**The request:** Filter the entries, keeping every line with the word "времени".

(Stored dataset items)
------------------------------------

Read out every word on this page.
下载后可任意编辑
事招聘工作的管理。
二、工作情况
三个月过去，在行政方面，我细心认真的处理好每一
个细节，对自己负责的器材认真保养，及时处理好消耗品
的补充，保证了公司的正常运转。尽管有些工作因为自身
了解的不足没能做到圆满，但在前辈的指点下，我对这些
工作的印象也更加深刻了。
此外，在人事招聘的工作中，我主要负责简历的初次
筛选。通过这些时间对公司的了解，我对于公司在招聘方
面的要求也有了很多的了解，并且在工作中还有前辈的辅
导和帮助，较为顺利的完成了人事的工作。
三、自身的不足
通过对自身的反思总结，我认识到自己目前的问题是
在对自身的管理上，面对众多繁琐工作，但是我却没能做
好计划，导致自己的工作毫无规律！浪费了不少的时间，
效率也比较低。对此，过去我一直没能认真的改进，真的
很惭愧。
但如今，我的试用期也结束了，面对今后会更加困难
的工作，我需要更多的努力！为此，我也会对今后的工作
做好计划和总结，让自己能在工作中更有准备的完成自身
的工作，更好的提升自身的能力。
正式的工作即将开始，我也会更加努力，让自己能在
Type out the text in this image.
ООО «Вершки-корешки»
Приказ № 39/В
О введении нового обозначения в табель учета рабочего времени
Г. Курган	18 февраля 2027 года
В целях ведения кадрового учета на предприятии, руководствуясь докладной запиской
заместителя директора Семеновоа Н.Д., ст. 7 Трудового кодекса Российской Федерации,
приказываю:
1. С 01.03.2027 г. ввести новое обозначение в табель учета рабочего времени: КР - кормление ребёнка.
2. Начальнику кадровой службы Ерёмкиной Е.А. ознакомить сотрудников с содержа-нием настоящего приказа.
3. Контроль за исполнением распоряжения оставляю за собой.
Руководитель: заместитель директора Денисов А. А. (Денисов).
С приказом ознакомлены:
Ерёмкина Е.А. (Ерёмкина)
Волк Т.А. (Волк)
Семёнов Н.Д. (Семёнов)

------------------------------------

**Answer:**
О введении нового обозначения в табель учета рабочего времени
1. С 01.03.2027 г. ввести новое обозначение в табель учета рабочего времени: КР - кормление ребёнка.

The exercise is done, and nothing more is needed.